- **TASK OBJECTIVE**
Each line of the data that includes the string "tidak" is to be copied out.

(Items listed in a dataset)
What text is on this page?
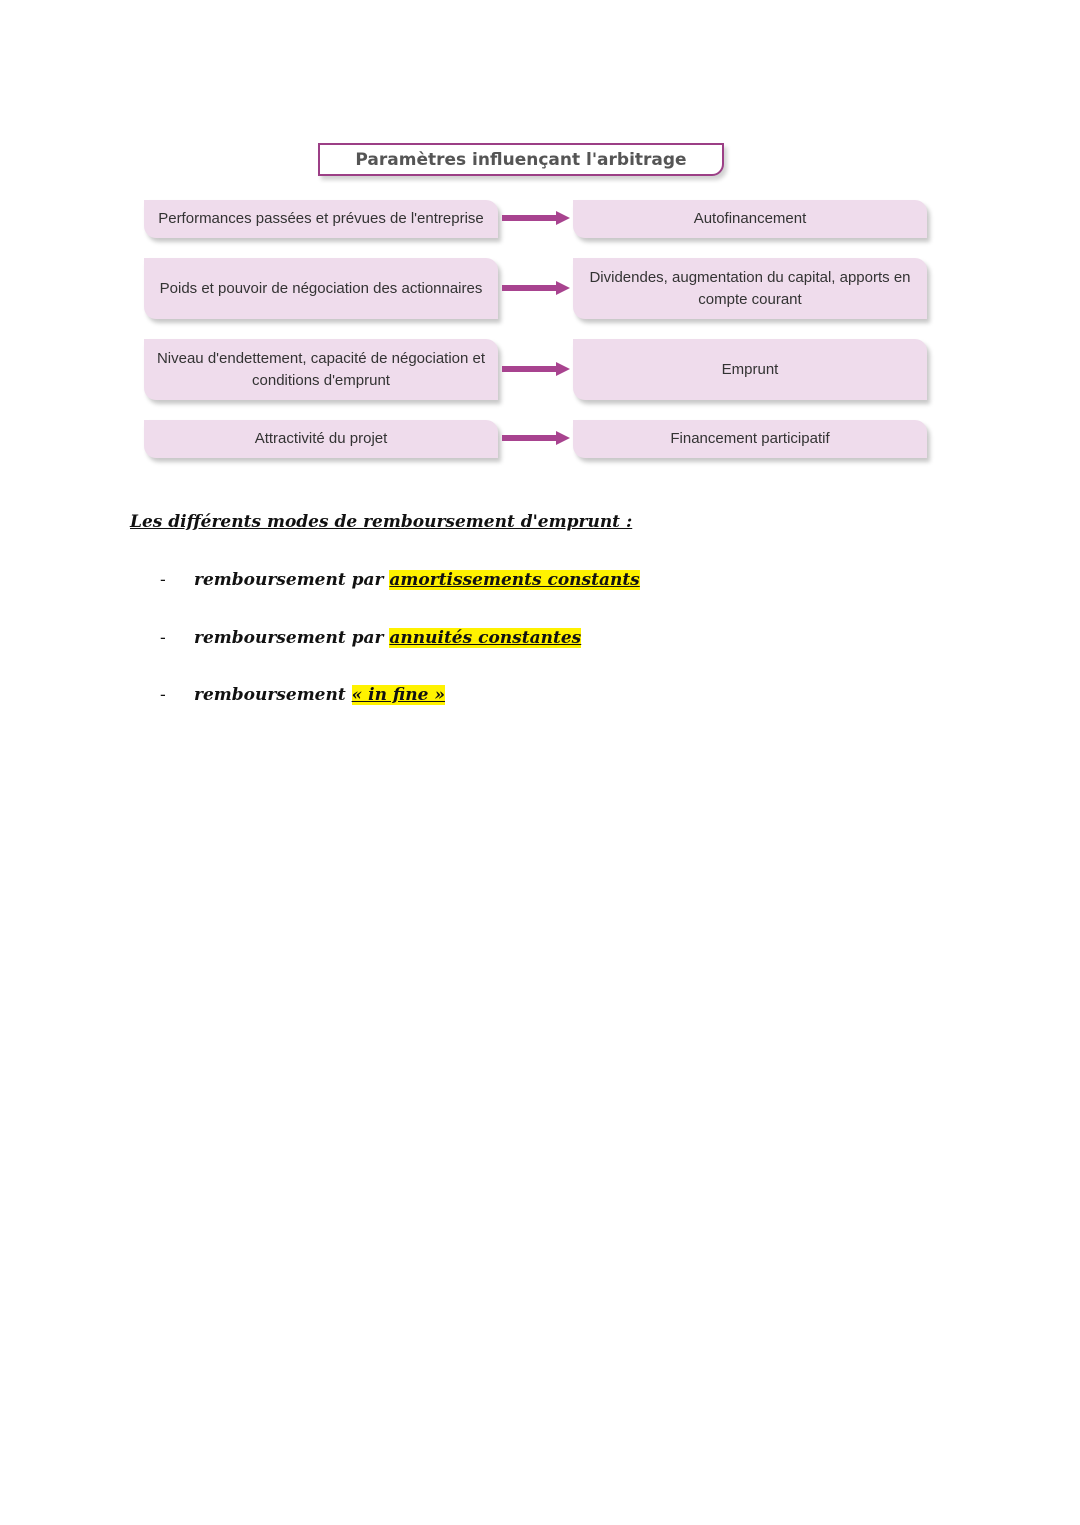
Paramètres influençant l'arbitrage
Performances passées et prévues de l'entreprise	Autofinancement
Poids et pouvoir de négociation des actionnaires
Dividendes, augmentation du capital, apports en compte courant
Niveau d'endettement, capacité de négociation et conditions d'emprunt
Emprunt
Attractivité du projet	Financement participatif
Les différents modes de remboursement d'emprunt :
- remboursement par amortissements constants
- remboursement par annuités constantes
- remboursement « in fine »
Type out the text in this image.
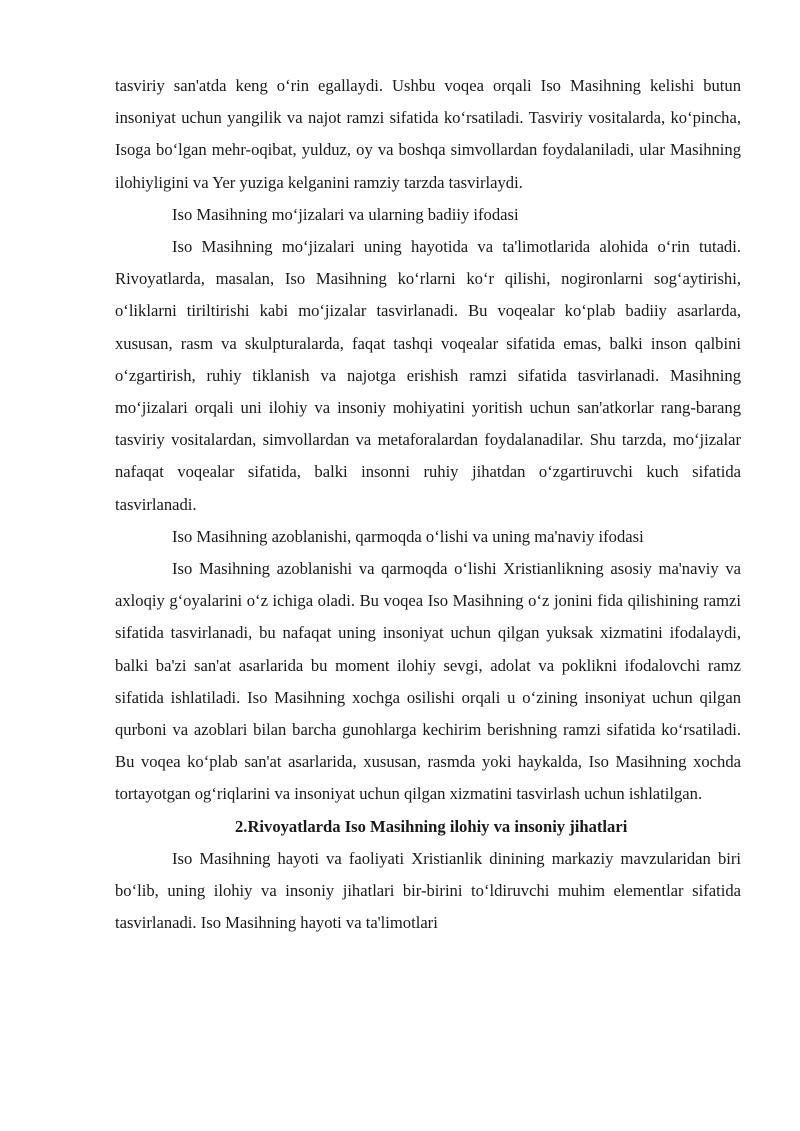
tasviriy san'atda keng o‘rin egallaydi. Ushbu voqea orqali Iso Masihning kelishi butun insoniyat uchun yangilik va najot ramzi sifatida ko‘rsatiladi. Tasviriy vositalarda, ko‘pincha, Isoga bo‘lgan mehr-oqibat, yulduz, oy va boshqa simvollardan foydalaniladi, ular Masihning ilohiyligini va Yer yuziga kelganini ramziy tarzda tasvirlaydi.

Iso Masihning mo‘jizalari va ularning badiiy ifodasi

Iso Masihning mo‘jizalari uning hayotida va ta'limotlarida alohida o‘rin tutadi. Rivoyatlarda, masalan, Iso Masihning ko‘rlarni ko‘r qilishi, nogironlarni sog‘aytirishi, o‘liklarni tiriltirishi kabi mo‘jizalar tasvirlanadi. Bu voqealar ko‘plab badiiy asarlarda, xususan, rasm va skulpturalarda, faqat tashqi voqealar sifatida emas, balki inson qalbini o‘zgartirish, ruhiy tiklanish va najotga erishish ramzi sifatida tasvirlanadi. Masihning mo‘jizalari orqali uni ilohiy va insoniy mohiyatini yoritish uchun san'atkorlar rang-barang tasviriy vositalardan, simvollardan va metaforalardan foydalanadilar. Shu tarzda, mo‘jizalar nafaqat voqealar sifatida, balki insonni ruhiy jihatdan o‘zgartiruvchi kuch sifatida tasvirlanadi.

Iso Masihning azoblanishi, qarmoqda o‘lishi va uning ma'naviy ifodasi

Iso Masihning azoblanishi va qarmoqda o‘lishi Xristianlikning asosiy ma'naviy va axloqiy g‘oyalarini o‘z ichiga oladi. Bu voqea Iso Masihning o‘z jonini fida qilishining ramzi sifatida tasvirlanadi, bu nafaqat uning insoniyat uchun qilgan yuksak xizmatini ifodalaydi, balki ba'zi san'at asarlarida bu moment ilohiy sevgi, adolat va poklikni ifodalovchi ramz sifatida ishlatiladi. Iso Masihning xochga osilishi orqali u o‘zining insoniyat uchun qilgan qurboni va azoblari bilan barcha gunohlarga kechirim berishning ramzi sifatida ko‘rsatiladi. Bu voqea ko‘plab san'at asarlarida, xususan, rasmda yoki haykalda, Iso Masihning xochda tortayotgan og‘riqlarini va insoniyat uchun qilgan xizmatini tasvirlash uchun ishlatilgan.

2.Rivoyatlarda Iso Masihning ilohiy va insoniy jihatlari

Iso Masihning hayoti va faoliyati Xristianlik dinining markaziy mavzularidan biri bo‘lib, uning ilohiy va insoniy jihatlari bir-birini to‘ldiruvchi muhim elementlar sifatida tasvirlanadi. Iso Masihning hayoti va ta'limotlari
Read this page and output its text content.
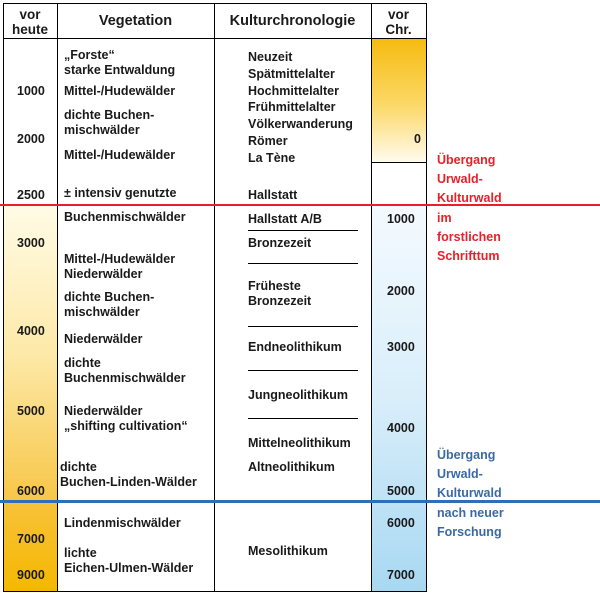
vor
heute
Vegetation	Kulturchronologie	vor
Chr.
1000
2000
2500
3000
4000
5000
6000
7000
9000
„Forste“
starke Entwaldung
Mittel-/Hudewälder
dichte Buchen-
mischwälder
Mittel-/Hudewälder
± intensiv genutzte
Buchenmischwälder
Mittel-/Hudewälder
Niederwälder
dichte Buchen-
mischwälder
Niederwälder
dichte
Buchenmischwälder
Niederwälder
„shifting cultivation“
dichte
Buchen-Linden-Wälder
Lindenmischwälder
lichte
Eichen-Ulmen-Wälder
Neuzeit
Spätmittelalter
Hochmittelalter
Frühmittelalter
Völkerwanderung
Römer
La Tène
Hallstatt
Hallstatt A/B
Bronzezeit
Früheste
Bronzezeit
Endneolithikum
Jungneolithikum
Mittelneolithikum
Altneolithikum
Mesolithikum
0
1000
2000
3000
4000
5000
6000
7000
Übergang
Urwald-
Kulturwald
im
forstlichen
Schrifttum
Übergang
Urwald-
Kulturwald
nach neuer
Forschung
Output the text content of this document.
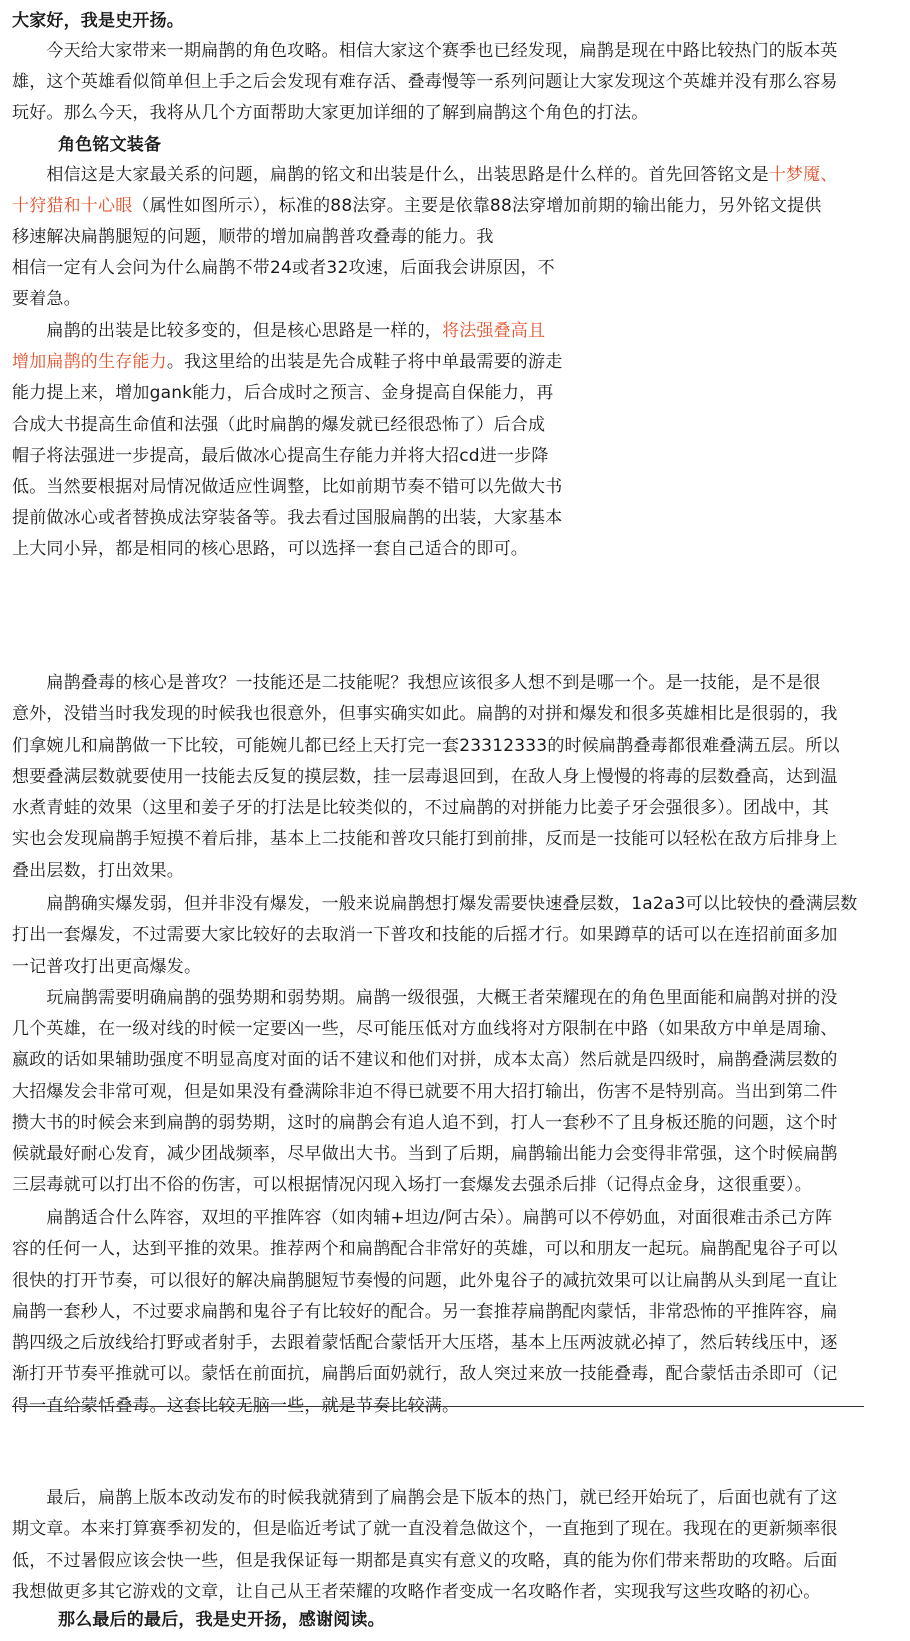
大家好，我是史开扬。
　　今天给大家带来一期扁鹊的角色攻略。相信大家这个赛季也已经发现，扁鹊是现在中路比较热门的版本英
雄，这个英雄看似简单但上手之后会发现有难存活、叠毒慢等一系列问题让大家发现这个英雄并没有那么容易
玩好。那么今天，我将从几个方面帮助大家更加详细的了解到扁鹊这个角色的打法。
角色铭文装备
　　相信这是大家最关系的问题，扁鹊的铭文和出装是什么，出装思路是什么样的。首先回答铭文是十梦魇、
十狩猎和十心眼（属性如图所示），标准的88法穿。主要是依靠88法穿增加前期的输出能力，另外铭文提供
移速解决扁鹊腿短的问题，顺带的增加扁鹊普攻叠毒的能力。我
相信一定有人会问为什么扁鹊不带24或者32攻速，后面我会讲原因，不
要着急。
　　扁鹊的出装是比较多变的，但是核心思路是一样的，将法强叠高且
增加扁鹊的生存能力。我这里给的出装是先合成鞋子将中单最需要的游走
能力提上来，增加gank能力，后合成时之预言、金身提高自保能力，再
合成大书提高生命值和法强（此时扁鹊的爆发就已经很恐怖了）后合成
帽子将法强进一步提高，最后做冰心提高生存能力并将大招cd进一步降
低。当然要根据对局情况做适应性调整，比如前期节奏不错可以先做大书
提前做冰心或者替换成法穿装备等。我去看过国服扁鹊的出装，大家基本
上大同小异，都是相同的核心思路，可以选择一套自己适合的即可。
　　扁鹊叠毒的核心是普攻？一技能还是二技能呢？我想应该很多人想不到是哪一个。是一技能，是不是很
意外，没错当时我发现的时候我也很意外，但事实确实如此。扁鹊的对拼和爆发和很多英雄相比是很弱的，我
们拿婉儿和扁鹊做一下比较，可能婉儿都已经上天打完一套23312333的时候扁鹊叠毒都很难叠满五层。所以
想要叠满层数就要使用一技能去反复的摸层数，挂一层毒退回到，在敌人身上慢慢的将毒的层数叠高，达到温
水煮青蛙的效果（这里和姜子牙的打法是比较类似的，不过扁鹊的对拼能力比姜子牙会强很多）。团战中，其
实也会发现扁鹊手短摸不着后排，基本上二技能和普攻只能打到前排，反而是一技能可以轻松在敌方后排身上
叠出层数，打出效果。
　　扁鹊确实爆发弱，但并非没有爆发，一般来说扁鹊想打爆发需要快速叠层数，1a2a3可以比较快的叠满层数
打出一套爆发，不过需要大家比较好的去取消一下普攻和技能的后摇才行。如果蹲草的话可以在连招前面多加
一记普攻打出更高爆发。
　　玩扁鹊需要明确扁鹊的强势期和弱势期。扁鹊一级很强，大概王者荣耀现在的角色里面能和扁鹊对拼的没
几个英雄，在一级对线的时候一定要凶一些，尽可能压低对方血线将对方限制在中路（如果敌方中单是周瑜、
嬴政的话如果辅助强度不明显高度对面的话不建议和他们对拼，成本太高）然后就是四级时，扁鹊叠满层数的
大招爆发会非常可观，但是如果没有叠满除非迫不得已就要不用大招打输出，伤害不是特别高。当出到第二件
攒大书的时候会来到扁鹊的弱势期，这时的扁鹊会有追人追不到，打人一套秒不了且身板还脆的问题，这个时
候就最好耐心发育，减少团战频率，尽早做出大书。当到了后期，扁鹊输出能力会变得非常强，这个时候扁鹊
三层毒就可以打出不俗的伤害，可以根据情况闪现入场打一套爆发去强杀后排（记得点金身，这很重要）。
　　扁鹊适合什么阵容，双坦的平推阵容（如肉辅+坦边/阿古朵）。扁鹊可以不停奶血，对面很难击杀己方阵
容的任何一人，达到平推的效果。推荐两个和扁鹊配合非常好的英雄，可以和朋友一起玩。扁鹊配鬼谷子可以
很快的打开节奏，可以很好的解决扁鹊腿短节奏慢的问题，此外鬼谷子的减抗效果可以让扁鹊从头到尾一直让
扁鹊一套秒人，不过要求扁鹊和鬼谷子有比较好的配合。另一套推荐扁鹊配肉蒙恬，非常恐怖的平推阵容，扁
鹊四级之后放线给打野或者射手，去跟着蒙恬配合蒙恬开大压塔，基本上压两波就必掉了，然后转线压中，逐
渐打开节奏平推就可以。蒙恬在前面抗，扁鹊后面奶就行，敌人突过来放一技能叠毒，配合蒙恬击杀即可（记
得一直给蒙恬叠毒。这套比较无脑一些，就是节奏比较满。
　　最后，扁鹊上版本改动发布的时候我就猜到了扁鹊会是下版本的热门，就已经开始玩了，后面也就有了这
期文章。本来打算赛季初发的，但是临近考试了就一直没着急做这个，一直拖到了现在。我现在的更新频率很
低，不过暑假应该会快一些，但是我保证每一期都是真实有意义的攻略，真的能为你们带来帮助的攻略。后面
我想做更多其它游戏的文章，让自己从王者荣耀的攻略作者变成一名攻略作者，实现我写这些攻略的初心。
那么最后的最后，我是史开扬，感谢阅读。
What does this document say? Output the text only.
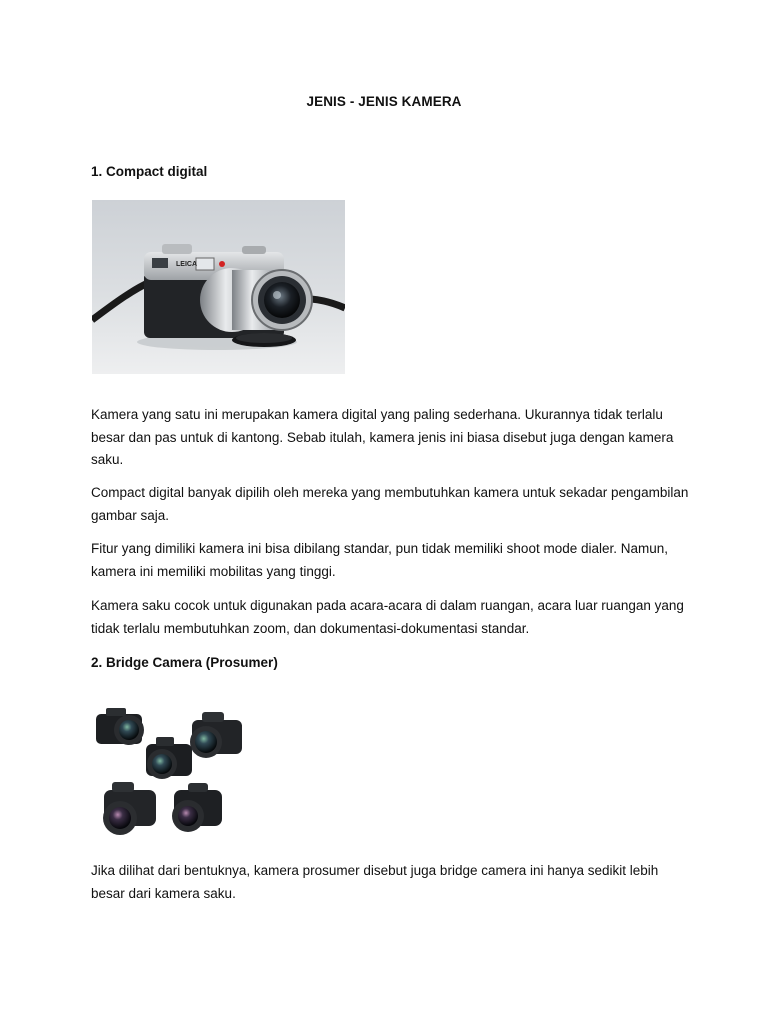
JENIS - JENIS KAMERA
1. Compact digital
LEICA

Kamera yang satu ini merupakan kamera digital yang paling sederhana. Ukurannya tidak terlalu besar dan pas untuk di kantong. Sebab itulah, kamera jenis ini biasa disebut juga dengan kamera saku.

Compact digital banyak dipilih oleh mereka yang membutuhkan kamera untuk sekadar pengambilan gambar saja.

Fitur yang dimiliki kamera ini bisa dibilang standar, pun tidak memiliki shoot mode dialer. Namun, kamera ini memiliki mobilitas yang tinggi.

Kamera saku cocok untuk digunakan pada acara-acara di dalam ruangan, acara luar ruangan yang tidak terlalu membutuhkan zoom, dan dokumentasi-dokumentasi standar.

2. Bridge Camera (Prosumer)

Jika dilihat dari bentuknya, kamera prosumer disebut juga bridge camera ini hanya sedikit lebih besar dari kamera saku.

- **TASK RESPONSE**
Kamera yang satu ini merupakan kamera digital yang paling sederhana. Ukurannya tidak terlalu besar dan pas untuk di kantong. Sebab itulah, kamera jenis ini biasa disebut juga dengan kamera saku.
Fitur yang dimiliki kamera ini bisa dibilang standar, pun tidak memiliki shoot mode dialer. Namun, kamera ini memiliki mobilitas yang tinggi.
Kamera saku cocok untuk digunakan pada acara-acara di dalam ruangan, acara luar ruangan yang tidak terlalu membutuhkan zoom, dan dokumentasi-dokumentasi standar.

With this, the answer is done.